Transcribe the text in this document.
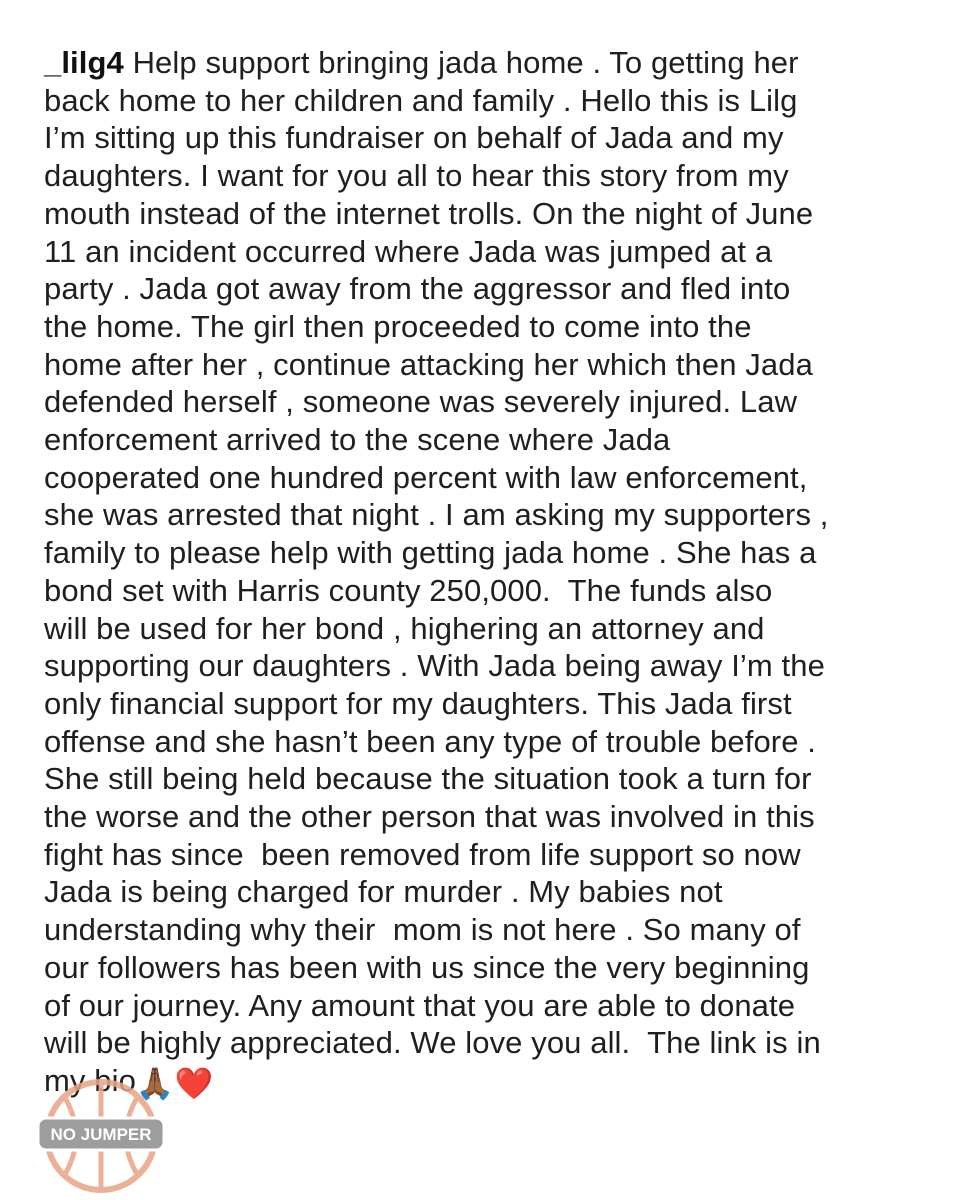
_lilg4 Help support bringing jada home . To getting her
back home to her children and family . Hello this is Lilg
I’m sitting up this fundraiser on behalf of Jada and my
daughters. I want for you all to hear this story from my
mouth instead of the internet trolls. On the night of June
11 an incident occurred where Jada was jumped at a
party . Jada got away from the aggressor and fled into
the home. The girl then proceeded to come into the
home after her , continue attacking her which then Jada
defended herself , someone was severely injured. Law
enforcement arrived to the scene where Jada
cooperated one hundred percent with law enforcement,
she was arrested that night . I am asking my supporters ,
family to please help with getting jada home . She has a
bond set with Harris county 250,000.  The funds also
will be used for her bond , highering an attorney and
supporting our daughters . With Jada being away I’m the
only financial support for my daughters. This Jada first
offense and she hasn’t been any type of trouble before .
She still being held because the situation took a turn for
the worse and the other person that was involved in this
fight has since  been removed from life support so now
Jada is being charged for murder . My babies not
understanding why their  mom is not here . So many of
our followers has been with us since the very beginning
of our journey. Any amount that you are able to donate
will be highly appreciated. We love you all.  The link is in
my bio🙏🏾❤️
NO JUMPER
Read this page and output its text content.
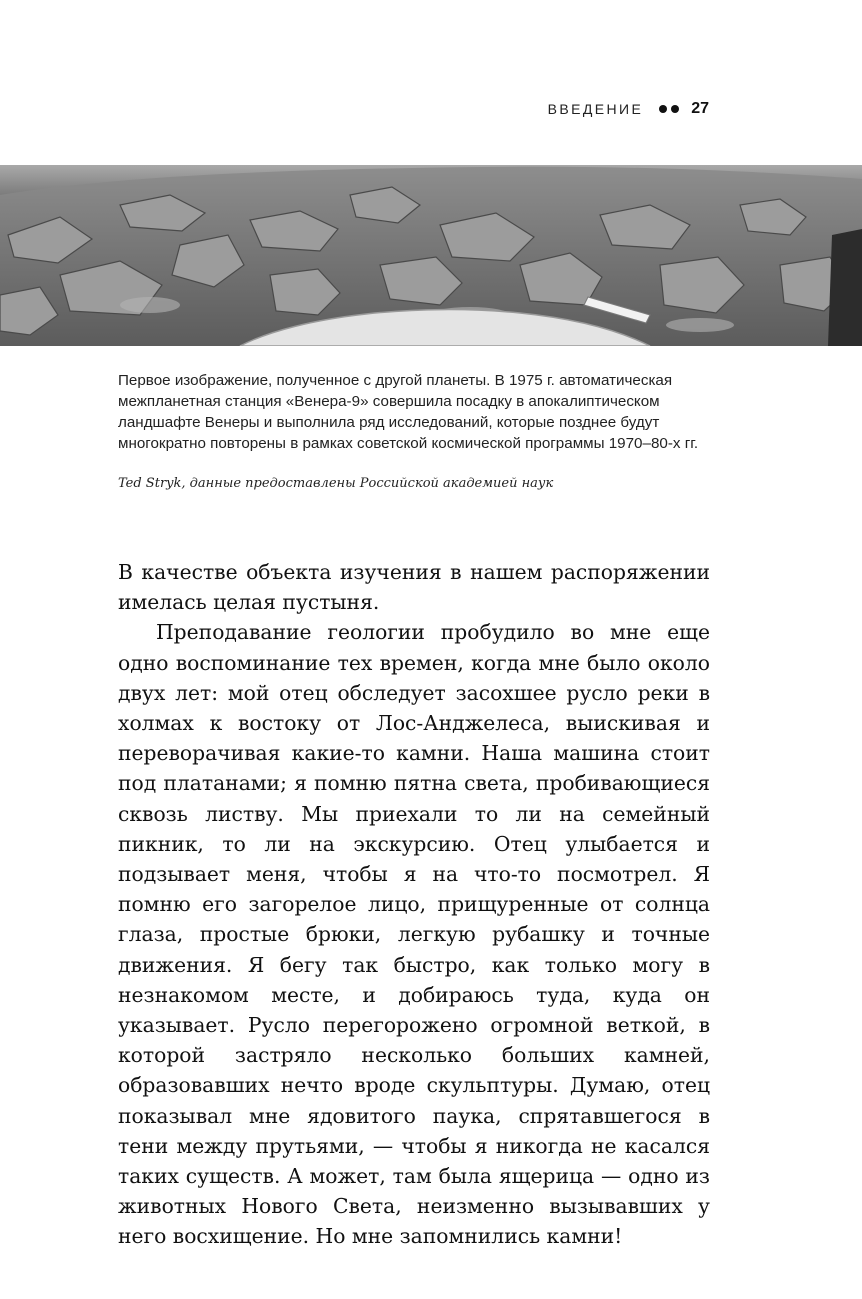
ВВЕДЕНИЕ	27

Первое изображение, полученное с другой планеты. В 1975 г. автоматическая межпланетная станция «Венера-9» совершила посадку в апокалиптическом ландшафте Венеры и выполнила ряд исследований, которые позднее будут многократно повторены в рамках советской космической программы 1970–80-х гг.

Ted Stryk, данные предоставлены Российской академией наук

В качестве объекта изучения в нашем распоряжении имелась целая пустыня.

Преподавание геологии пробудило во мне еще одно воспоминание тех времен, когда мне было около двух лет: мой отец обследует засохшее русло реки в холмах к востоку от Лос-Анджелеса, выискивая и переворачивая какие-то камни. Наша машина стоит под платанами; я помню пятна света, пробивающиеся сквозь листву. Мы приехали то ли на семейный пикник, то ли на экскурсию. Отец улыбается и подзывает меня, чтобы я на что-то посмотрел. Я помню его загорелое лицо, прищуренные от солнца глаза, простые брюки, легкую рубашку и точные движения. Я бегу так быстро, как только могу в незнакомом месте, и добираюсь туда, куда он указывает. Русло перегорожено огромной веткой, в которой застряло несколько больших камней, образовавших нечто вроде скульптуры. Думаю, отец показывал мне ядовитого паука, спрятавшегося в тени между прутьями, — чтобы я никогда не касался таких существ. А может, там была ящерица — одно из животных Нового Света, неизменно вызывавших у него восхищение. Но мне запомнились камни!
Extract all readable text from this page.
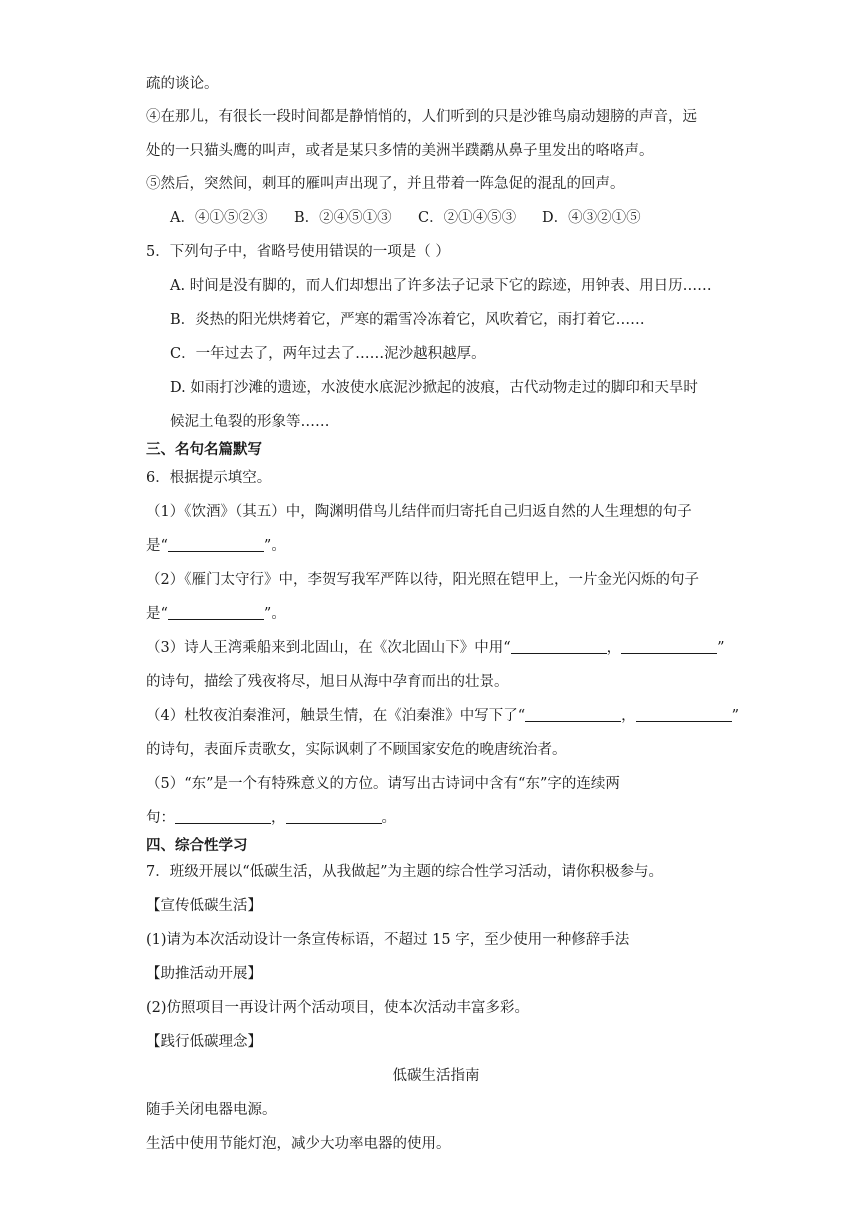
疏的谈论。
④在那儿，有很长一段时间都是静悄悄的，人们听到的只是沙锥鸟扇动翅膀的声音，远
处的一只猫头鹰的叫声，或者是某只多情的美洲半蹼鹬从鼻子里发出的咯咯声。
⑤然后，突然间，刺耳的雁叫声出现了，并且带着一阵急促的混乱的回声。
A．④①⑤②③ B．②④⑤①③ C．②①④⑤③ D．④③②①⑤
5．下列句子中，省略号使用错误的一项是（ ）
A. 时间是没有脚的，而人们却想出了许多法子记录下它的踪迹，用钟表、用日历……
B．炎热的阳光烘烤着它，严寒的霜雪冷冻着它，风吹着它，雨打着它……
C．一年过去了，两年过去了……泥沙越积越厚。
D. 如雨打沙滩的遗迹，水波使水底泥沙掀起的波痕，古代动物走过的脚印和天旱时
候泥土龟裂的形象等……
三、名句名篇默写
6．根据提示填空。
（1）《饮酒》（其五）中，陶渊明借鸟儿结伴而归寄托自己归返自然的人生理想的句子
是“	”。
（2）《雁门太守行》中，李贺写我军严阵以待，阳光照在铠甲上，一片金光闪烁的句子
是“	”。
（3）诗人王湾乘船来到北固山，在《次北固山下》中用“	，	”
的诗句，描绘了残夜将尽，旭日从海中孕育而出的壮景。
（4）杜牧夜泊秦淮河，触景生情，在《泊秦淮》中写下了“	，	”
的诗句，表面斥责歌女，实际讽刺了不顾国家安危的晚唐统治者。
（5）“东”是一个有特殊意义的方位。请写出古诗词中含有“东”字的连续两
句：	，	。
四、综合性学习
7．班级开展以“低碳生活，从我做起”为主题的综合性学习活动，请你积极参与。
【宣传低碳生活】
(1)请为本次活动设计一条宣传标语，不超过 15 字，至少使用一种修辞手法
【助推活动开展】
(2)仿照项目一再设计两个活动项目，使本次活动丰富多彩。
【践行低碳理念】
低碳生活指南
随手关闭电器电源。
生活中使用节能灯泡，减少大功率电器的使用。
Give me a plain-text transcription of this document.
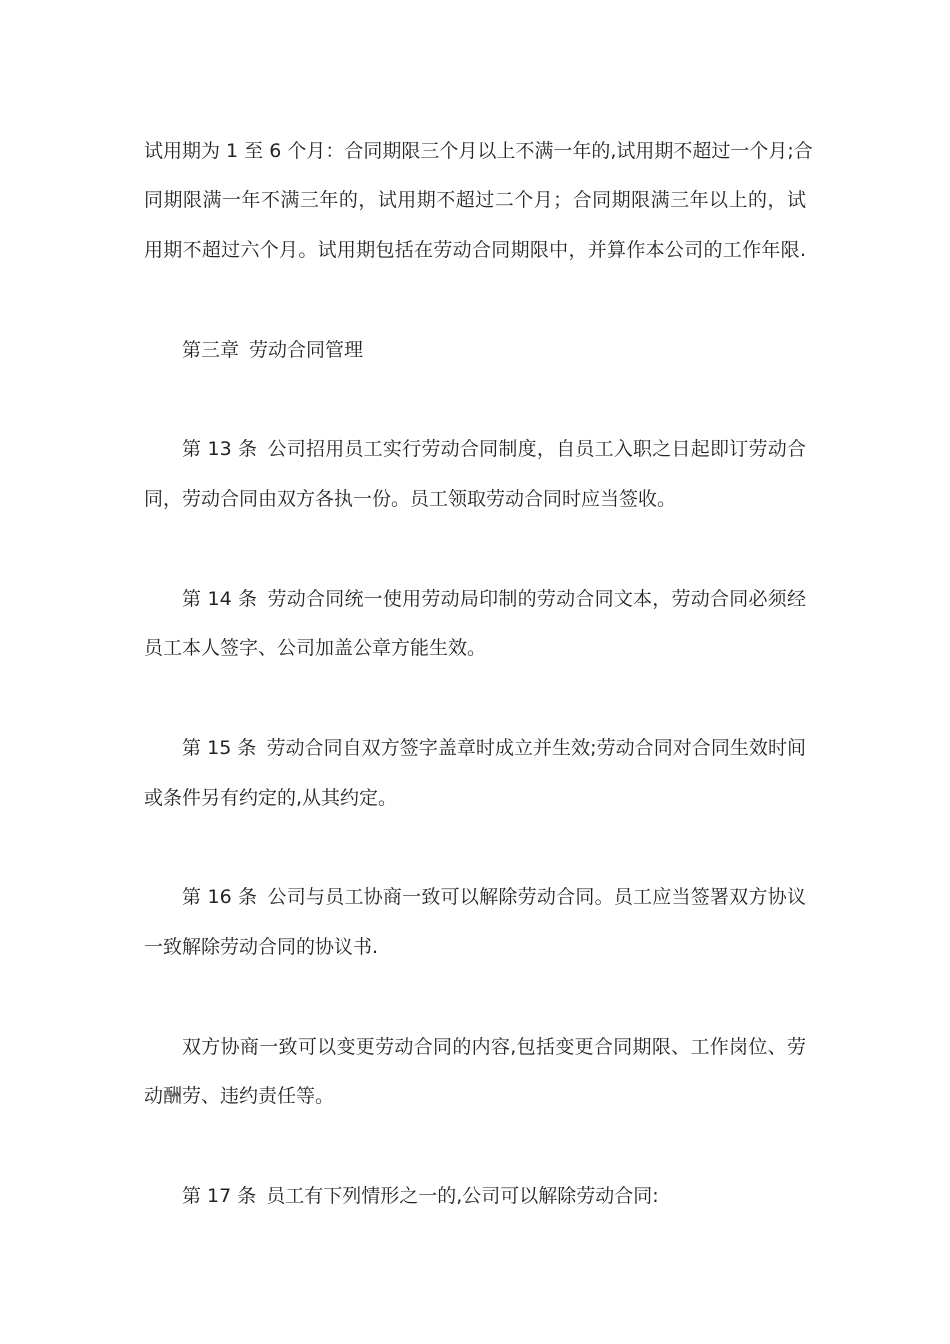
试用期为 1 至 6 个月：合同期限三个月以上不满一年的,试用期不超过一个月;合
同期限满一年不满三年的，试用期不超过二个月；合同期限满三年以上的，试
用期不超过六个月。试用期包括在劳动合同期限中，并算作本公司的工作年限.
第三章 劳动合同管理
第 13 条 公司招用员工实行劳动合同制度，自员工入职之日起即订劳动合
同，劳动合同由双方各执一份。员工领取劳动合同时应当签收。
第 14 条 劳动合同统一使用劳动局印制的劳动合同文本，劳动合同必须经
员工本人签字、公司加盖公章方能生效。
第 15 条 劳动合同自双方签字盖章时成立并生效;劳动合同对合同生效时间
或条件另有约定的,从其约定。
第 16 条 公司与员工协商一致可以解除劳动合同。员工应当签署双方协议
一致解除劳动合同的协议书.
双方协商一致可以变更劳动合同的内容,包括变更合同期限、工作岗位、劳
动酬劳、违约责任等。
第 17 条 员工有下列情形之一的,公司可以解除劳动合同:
○ ○ ○ ○ ○ ○ ○
__DIRECTION__: Starting at the line that contains "Extract all readable text from this page.", please write out every line to the end of the entries, inclusive, copied exactly and with pictures omitted.

__TASK RESULT__:
Extract all readable text from this page.
疏的谈论。
④在那儿，有很长一段时间都是静悄悄的，人们听到的只是沙锥鸟扇动翅膀的声音，远
处的一只猫头鹰的叫声，或者是某只多情的美洲半蹼鹬从鼻子里发出的咯咯声。
⑤然后，突然间，刺耳的雁叫声出现了，并且带着一阵急促的混乱的回声。
A．④①⑤②③ B．②④⑤①③ C．②①④⑤③ D．④③②①⑤
5．下列句子中，省略号使用错误的一项是（ ）
A. 时间是没有脚的，而人们却想出了许多法子记录下它的踪迹，用钟表、用日历……
B．炎热的阳光烘烤着它，严寒的霜雪冷冻着它，风吹着它，雨打着它……
C．一年过去了，两年过去了……泥沙越积越厚。
D. 如雨打沙滩的遗迹，水波使水底泥沙掀起的波痕，古代动物走过的脚印和天旱时
候泥土龟裂的形象等……
三、名句名篇默写
6．根据提示填空。
（1）《饮酒》（其五）中，陶渊明借鸟儿结伴而归寄托自己归返自然的人生理想的句子
是“	”。
（2）《雁门太守行》中，李贺写我军严阵以待，阳光照在铠甲上，一片金光闪烁的句子
是“	”。
（3）诗人王湾乘船来到北固山，在《次北固山下》中用“	，	”
的诗句，描绘了残夜将尽，旭日从海中孕育而出的壮景。
（4）杜牧夜泊秦淮河，触景生情，在《泊秦淮》中写下了“	，	”
的诗句，表面斥责歌女，实际讽刺了不顾国家安危的晚唐统治者。
（5）“东”是一个有特殊意义的方位。请写出古诗词中含有“东”字的连续两
句：	，	。
四、综合性学习
7．班级开展以“低碳生活，从我做起”为主题的综合性学习活动，请你积极参与。
【宣传低碳生活】
(1)请为本次活动设计一条宣传标语，不超过 15 字，至少使用一种修辞手法
【助推活动开展】
(2)仿照项目一再设计两个活动项目，使本次活动丰富多彩。
【践行低碳理念】
低碳生活指南
随手关闭电器电源。
生活中使用节能灯泡，减少大功率电器的使用。
Give me a plain-text transcription of this document.
试用期为 1 至 6 个月：合同期限三个月以上不满一年的,试用期不超过一个月;合
同期限满一年不满三年的，试用期不超过二个月；合同期限满三年以上的，试
用期不超过六个月。试用期包括在劳动合同期限中，并算作本公司的工作年限.
第三章 劳动合同管理
第 13 条 公司招用员工实行劳动合同制度，自员工入职之日起即订劳动合
同，劳动合同由双方各执一份。员工领取劳动合同时应当签收。
第 14 条 劳动合同统一使用劳动局印制的劳动合同文本，劳动合同必须经
员工本人签字、公司加盖公章方能生效。
第 15 条 劳动合同自双方签字盖章时成立并生效;劳动合同对合同生效时间
或条件另有约定的,从其约定。
第 16 条 公司与员工协商一致可以解除劳动合同。员工应当签署双方协议
一致解除劳动合同的协议书.
双方协商一致可以变更劳动合同的内容,包括变更合同期限、工作岗位、劳
动酬劳、违约责任等。
第 17 条 员工有下列情形之一的,公司可以解除劳动合同:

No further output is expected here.